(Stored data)
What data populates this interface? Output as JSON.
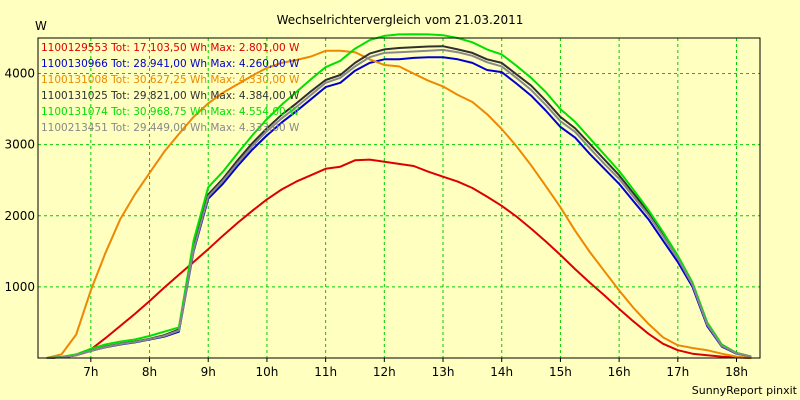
{
  "chart_data": {
    "type": "line",
    "title": "Wechselrichtervergleich vom 21.03.2011",
    "ylabel": "W",
    "xlabel": "",
    "footer": "SunnyReport pinxit",
    "xlim": [
      6.1,
      18.4
    ],
    "ylim": [
      0,
      4500
    ],
    "grid": true,
    "legend_position": "top-left",
    "plot_background": "#ffffc0",
    "grid_color": "#00cc00",
    "x_ticks": [
      7,
      8,
      9,
      10,
      11,
      12,
      13,
      14,
      15,
      16,
      17,
      18
    ],
    "x_tick_labels": [
      "7h",
      "8h",
      "9h",
      "10h",
      "11h",
      "12h",
      "13h",
      "14h",
      "15h",
      "16h",
      "17h",
      "18h"
    ],
    "y_ticks": [
      1000,
      2000,
      3000,
      4000
    ],
    "y_tick_labels": [
      "1000",
      "2000",
      "3000",
      "4000"
    ],
    "series": [
      {
        "name": "1100129553",
        "label": "1100129553 Tot: 17.103,50 Wh Max: 2.801,00 W",
        "color": "#dd0000",
        "x": [
          6.25,
          6.5,
          6.75,
          7.0,
          7.25,
          7.5,
          7.75,
          8.0,
          8.25,
          8.5,
          8.75,
          9.0,
          9.25,
          9.5,
          9.75,
          10.0,
          10.25,
          10.5,
          10.75,
          11.0,
          11.25,
          11.5,
          11.75,
          12.0,
          12.25,
          12.5,
          12.75,
          13.0,
          13.25,
          13.5,
          13.75,
          14.0,
          14.25,
          14.5,
          14.75,
          15.0,
          15.25,
          15.5,
          15.75,
          16.0,
          16.25,
          16.5,
          16.75,
          17.0,
          17.25,
          17.5,
          17.75,
          18.0,
          18.25
        ],
        "y": [
          0,
          10,
          40,
          120,
          280,
          450,
          620,
          800,
          990,
          1170,
          1350,
          1530,
          1720,
          1900,
          2070,
          2230,
          2370,
          2480,
          2570,
          2660,
          2690,
          2780,
          2790,
          2760,
          2730,
          2700,
          2620,
          2550,
          2480,
          2390,
          2270,
          2140,
          1990,
          1820,
          1640,
          1450,
          1250,
          1060,
          880,
          690,
          510,
          340,
          200,
          110,
          60,
          40,
          20,
          8,
          0
        ]
      },
      {
        "name": "1100130966",
        "label": "1100130966 Tot: 28.941,00 Wh Max: 4.260,00 W",
        "color": "#0000cc",
        "x": [
          6.25,
          6.5,
          6.75,
          7.0,
          7.25,
          7.5,
          7.75,
          8.0,
          8.25,
          8.5,
          8.75,
          9.0,
          9.25,
          9.5,
          9.75,
          10.0,
          10.25,
          10.5,
          10.75,
          11.0,
          11.25,
          11.5,
          11.75,
          12.0,
          12.25,
          12.5,
          12.75,
          13.0,
          13.25,
          13.5,
          13.75,
          14.0,
          14.25,
          14.5,
          14.75,
          15.0,
          15.25,
          15.5,
          15.75,
          16.0,
          16.25,
          16.5,
          16.75,
          17.0,
          17.25,
          17.5,
          17.75,
          18.0,
          18.25
        ],
        "y": [
          0,
          10,
          40,
          100,
          150,
          190,
          220,
          260,
          300,
          370,
          1500,
          2240,
          2450,
          2700,
          2930,
          3130,
          3310,
          3470,
          3640,
          3810,
          3870,
          4040,
          4150,
          4200,
          4200,
          4220,
          4230,
          4230,
          4200,
          4150,
          4050,
          4020,
          3860,
          3690,
          3480,
          3250,
          3100,
          2870,
          2660,
          2450,
          2200,
          1950,
          1650,
          1350,
          1000,
          450,
          160,
          60,
          20
        ]
      },
      {
        "name": "1100131008",
        "label": "1100131008 Tot: 30.627,25 Wh Max: 4.330,00 W",
        "color": "#ee8800",
        "x": [
          6.25,
          6.5,
          6.75,
          7.0,
          7.25,
          7.5,
          7.75,
          8.0,
          8.25,
          8.5,
          8.75,
          9.0,
          9.25,
          9.5,
          9.75,
          10.0,
          10.25,
          10.5,
          10.75,
          11.0,
          11.25,
          11.5,
          11.75,
          12.0,
          12.25,
          12.5,
          12.75,
          13.0,
          13.25,
          13.5,
          13.75,
          14.0,
          14.25,
          14.5,
          14.75,
          15.0,
          15.25,
          15.5,
          15.75,
          16.0,
          16.25,
          16.5,
          16.75,
          17.0,
          17.25,
          17.5,
          17.75,
          18.0,
          18.25
        ],
        "y": [
          0,
          50,
          330,
          950,
          1480,
          1950,
          2300,
          2600,
          2900,
          3150,
          3390,
          3580,
          3730,
          3850,
          3970,
          4080,
          4150,
          4190,
          4240,
          4320,
          4320,
          4300,
          4200,
          4120,
          4100,
          4000,
          3900,
          3820,
          3700,
          3600,
          3430,
          3220,
          2980,
          2710,
          2420,
          2120,
          1790,
          1490,
          1220,
          950,
          700,
          480,
          290,
          180,
          140,
          110,
          60,
          20,
          0
        ]
      },
      {
        "name": "1100131025",
        "label": "1100131025 Tot: 29.821,00 Wh Max: 4.384,00 W",
        "color": "#303030",
        "x": [
          6.25,
          6.5,
          6.75,
          7.0,
          7.25,
          7.5,
          7.75,
          8.0,
          8.25,
          8.5,
          8.75,
          9.0,
          9.25,
          9.5,
          9.75,
          10.0,
          10.25,
          10.5,
          10.75,
          11.0,
          11.25,
          11.5,
          11.75,
          12.0,
          12.25,
          12.5,
          12.75,
          13.0,
          13.25,
          13.5,
          13.75,
          14.0,
          14.25,
          14.5,
          14.75,
          15.0,
          15.25,
          15.5,
          15.75,
          16.0,
          16.25,
          16.5,
          16.75,
          17.0,
          17.25,
          17.5,
          17.75,
          18.0,
          18.25
        ],
        "y": [
          0,
          10,
          40,
          100,
          160,
          200,
          230,
          270,
          320,
          400,
          1550,
          2300,
          2520,
          2780,
          3020,
          3230,
          3420,
          3580,
          3750,
          3910,
          3980,
          4150,
          4280,
          4340,
          4360,
          4370,
          4380,
          4384,
          4340,
          4290,
          4200,
          4150,
          3990,
          3830,
          3620,
          3390,
          3230,
          3010,
          2790,
          2570,
          2310,
          2050,
          1740,
          1420,
          1050,
          480,
          180,
          70,
          20
        ]
      },
      {
        "name": "1100131074",
        "label": "1100131074 Tot: 30.968,75 Wh Max: 4.554,00 W",
        "color": "#00e000",
        "x": [
          6.25,
          6.5,
          6.75,
          7.0,
          7.25,
          7.5,
          7.75,
          8.0,
          8.25,
          8.5,
          8.75,
          9.0,
          9.25,
          9.5,
          9.75,
          10.0,
          10.25,
          10.5,
          10.75,
          11.0,
          11.25,
          11.5,
          11.75,
          12.0,
          12.25,
          12.5,
          12.75,
          13.0,
          13.25,
          13.5,
          13.75,
          14.0,
          14.25,
          14.5,
          14.75,
          15.0,
          15.25,
          15.5,
          15.75,
          16.0,
          16.25,
          16.5,
          16.75,
          17.0,
          17.25,
          17.5,
          17.75,
          18.0,
          18.25
        ],
        "y": [
          0,
          15,
          50,
          130,
          190,
          230,
          260,
          310,
          370,
          430,
          1650,
          2400,
          2620,
          2880,
          3130,
          3360,
          3560,
          3740,
          3920,
          4090,
          4180,
          4350,
          4470,
          4530,
          4550,
          4554,
          4550,
          4540,
          4500,
          4440,
          4340,
          4270,
          4110,
          3940,
          3740,
          3500,
          3320,
          3090,
          2860,
          2630,
          2360,
          2080,
          1770,
          1440,
          1060,
          500,
          190,
          70,
          20
        ]
      },
      {
        "name": "1100213451",
        "label": "1100213451 Tot: 29.449,00 Wh Max: 4.333,00 W",
        "color": "#888888",
        "x": [
          6.25,
          6.5,
          6.75,
          7.0,
          7.25,
          7.5,
          7.75,
          8.0,
          8.25,
          8.5,
          8.75,
          9.0,
          9.25,
          9.5,
          9.75,
          10.0,
          10.25,
          10.5,
          10.75,
          11.0,
          11.25,
          11.5,
          11.75,
          12.0,
          12.25,
          12.5,
          12.75,
          13.0,
          13.25,
          13.5,
          13.75,
          14.0,
          14.25,
          14.5,
          14.75,
          15.0,
          15.25,
          15.5,
          15.75,
          16.0,
          16.25,
          16.5,
          16.75,
          17.0,
          17.25,
          17.5,
          17.75,
          18.0,
          18.25
        ],
        "y": [
          0,
          10,
          40,
          100,
          155,
          195,
          225,
          265,
          310,
          385,
          1520,
          2270,
          2490,
          2740,
          2980,
          3190,
          3370,
          3530,
          3700,
          3870,
          3940,
          4100,
          4230,
          4290,
          4300,
          4310,
          4320,
          4333,
          4300,
          4250,
          4160,
          4100,
          3940,
          3770,
          3560,
          3330,
          3180,
          2950,
          2730,
          2520,
          2260,
          2010,
          1710,
          1400,
          1030,
          470,
          170,
          65,
          20
        ]
      }
    ]
  }
}
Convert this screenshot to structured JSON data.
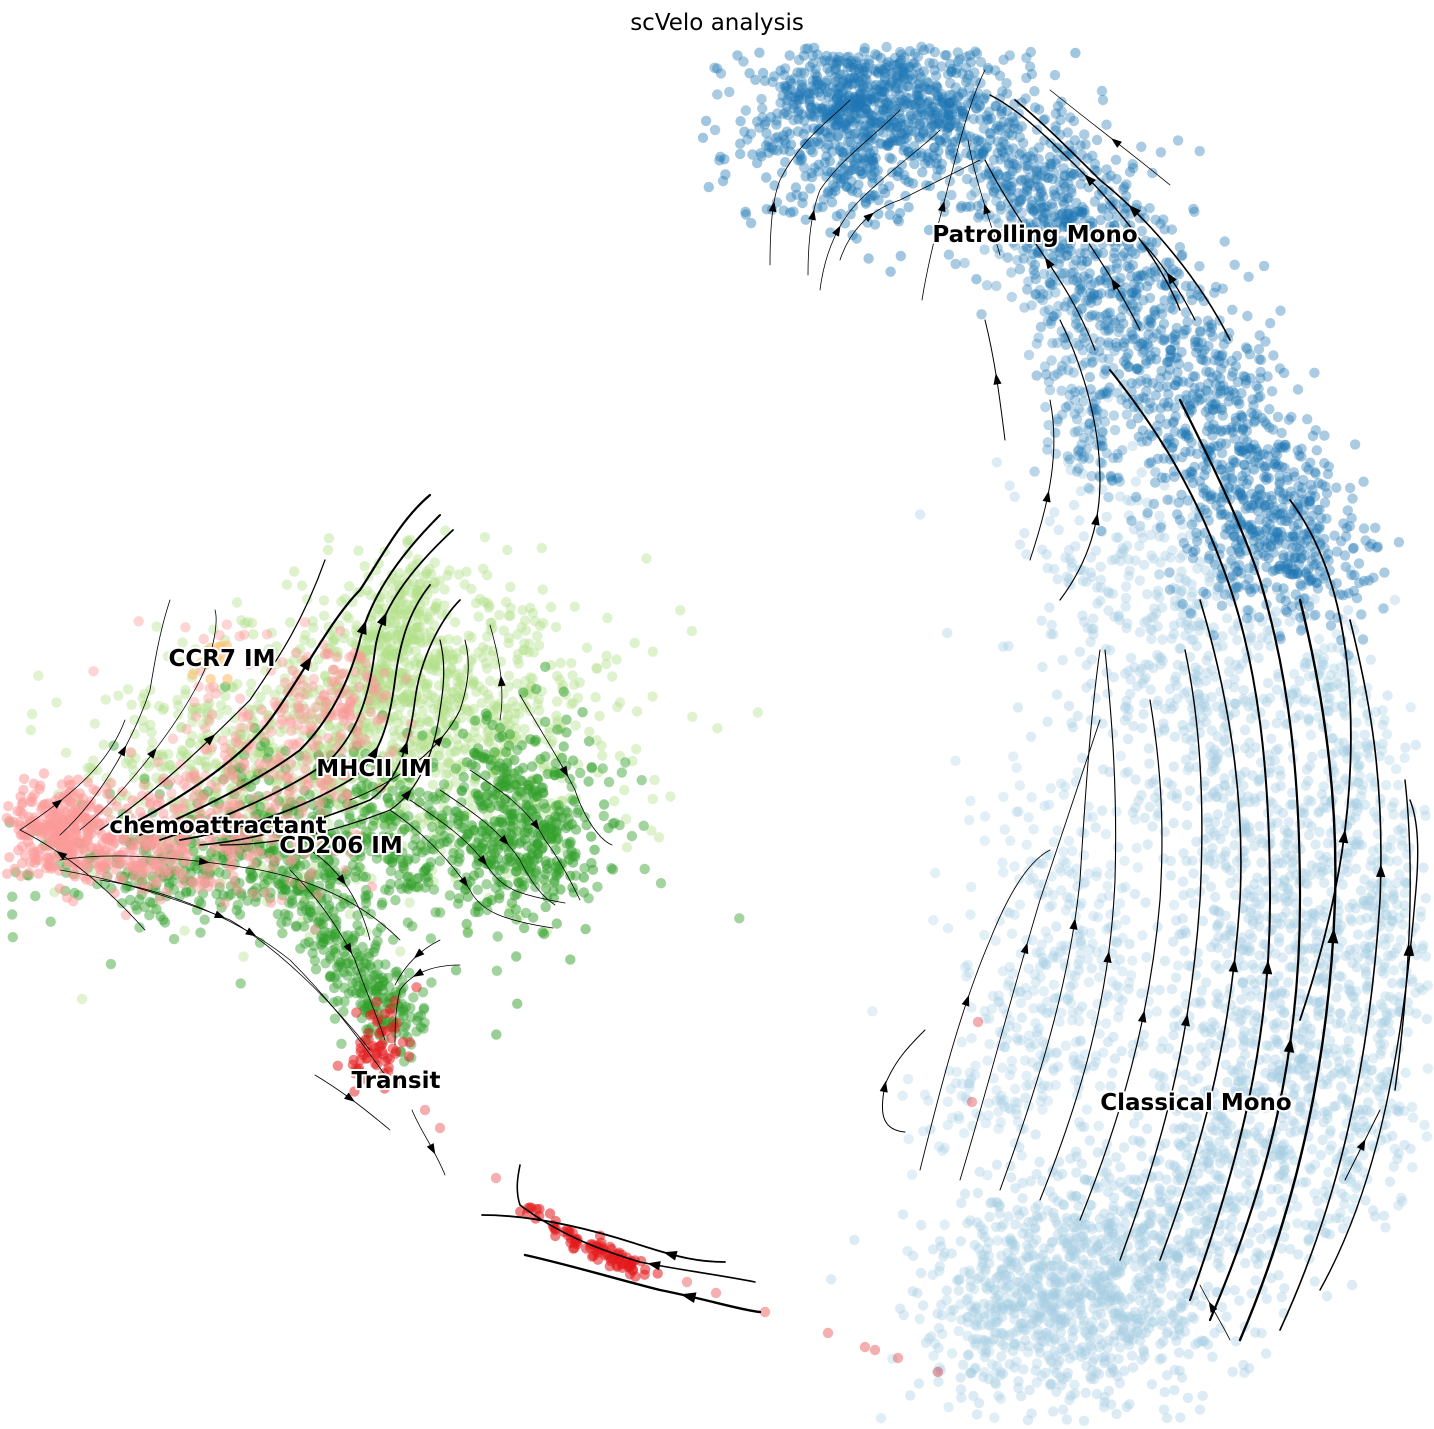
{
  "chart_data": {
    "type": "scatter",
    "title": "scVelo analysis",
    "xlabel": "",
    "ylabel": "",
    "axes": "off",
    "grid": false,
    "legend": "on data",
    "clusters": [
      {
        "label": "Patrolling Mono",
        "color": "#1f77b4"
      },
      {
        "label": "Classical Mono",
        "color": "#a6cee3"
      },
      {
        "label": "CCR7 IM",
        "color": "#fdbf6f"
      },
      {
        "label": "MHCII IM",
        "color": "#b2df8a"
      },
      {
        "label": "chemoattractant",
        "color": "#fb9a99"
      },
      {
        "label": "CD206 IM",
        "color": "#33a02c"
      },
      {
        "label": "Transit",
        "color": "#e31a1c"
      }
    ],
    "stream_color": "#000000"
  }
}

WHAT THIS TASK INVOLVES: Your answer should be only a number: how many lines of the data above contain the string "Mono"?

FINISHED EXERCISE: 2